Start of Records to use

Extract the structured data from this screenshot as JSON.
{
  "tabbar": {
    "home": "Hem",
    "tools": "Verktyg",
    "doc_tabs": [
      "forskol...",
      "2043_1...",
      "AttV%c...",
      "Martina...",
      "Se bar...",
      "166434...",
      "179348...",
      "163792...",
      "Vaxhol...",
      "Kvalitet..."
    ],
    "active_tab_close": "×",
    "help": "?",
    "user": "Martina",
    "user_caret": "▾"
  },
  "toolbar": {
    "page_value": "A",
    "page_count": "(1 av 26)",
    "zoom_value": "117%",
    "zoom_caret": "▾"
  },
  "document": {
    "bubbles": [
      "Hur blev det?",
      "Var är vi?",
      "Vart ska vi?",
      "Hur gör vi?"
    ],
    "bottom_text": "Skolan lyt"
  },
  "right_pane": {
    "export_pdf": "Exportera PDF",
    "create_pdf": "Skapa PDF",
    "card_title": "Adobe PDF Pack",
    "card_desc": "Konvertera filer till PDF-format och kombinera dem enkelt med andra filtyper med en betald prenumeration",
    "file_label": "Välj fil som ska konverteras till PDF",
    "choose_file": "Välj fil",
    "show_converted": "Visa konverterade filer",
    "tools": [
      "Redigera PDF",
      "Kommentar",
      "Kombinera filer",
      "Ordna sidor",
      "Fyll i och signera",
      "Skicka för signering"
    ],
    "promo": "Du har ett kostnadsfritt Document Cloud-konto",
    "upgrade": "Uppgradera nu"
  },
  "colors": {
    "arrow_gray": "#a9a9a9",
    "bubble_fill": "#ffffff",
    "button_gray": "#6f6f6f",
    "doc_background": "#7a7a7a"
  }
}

End of Records to use

Every record above should be output exactly.

Extract the structured data from this screenshot as JSON.
{
  "tabbar": {
    "home": "Hem",
    "tools": "Verktyg",
    "doc_tabs": [
      "forskol...",
      "2043_1...",
      "AttV%c...",
      "Martina...",
      "Se bar...",
      "166434...",
      "179348...",
      "163792...",
      "Vaxhol...",
      "Kvalitet..."
    ],
    "active_tab_close": "×",
    "help": "?",
    "user": "Martina",
    "user_caret": "▾"
  },
  "toolbar": {
    "page_value": "A",
    "page_count": "(1 av 26)",
    "zoom_value": "117%",
    "zoom_caret": "▾"
  },
  "document": {
    "bubbles": [
      "Hur blev det?",
      "Var är vi?",
      "Vart ska vi?",
      "Hur gör vi?"
    ],
    "bottom_text": "Skolan lyt"
  },
  "right_pane": {
    "export_pdf": "Exportera PDF",
    "create_pdf": "Skapa PDF",
    "card_title": "Adobe PDF Pack",
    "card_desc": "Konvertera filer till PDF-format och kombinera dem enkelt med andra filtyper med en betald prenumeration",
    "file_label": "Välj fil som ska konverteras till PDF",
    "choose_file": "Välj fil",
    "show_converted": "Visa konverterade filer",
    "tools": [
      "Redigera PDF",
      "Kommentar",
      "Kombinera filer",
      "Ordna sidor",
      "Fyll i och signera",
      "Skicka för signering"
    ],
    "promo": "Du har ett kostnadsfritt Document Cloud-konto",
    "upgrade": "Uppgradera nu"
  },
  "colors": {
    "arrow_gray": "#a9a9a9",
    "bubble_fill": "#ffffff",
    "button_gray": "#6f6f6f",
    "doc_background": "#7a7a7a"
  }
}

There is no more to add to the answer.